Saved data entries
"""

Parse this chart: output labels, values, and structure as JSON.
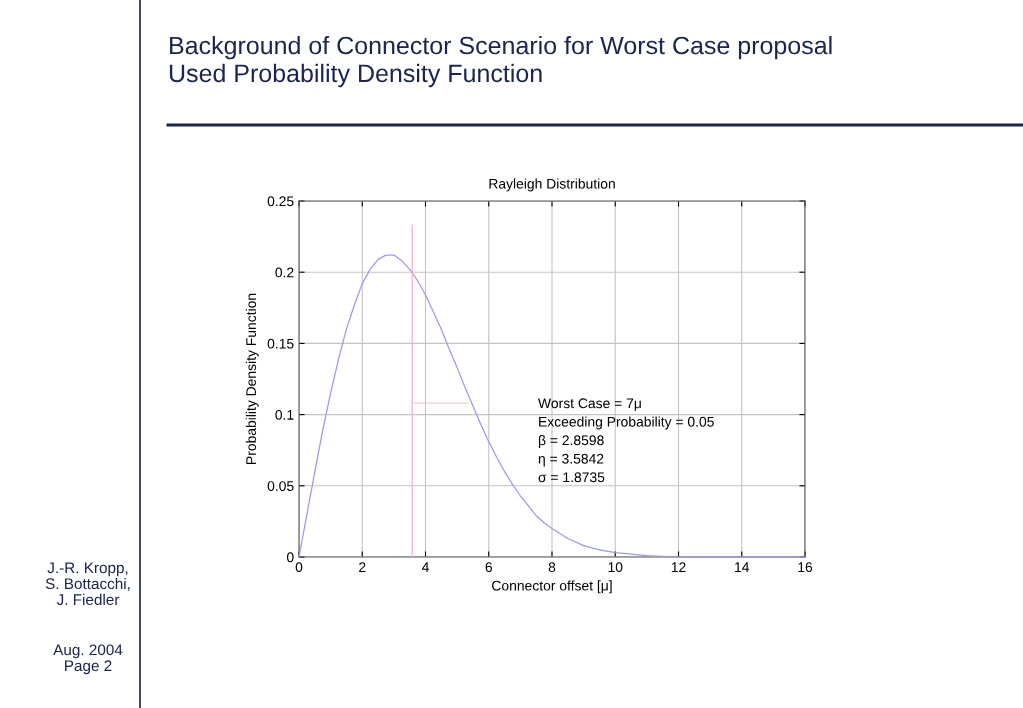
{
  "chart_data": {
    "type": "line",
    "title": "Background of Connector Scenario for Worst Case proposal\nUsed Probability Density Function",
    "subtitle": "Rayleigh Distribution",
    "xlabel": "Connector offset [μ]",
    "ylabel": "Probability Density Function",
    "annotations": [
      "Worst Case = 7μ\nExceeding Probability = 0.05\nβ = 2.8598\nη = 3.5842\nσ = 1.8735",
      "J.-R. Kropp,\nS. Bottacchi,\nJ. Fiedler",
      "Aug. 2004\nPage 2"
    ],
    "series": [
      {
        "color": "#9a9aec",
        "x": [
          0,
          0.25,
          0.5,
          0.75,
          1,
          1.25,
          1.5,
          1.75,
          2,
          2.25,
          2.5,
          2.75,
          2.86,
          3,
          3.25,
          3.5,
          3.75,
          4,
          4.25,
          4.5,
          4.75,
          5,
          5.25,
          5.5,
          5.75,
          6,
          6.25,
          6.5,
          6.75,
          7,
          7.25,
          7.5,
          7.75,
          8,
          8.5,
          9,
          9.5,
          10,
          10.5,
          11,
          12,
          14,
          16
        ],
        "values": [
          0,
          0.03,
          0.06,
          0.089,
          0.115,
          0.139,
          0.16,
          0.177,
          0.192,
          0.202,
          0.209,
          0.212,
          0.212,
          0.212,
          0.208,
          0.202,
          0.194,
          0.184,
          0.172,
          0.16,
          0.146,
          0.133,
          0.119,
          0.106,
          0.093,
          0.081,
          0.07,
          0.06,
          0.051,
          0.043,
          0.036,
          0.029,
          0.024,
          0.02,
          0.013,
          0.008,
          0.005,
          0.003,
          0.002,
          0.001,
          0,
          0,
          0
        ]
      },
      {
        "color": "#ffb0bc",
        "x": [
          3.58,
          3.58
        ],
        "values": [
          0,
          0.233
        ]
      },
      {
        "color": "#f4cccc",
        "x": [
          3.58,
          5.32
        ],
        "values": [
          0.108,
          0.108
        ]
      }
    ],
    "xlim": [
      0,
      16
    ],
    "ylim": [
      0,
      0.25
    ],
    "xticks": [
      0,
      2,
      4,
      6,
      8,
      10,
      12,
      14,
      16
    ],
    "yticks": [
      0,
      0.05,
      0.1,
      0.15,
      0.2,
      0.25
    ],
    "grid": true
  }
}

"""

**Task brief**
How many of the lines above hold the word "Density"? Give only that number.

**Solution to this task**
2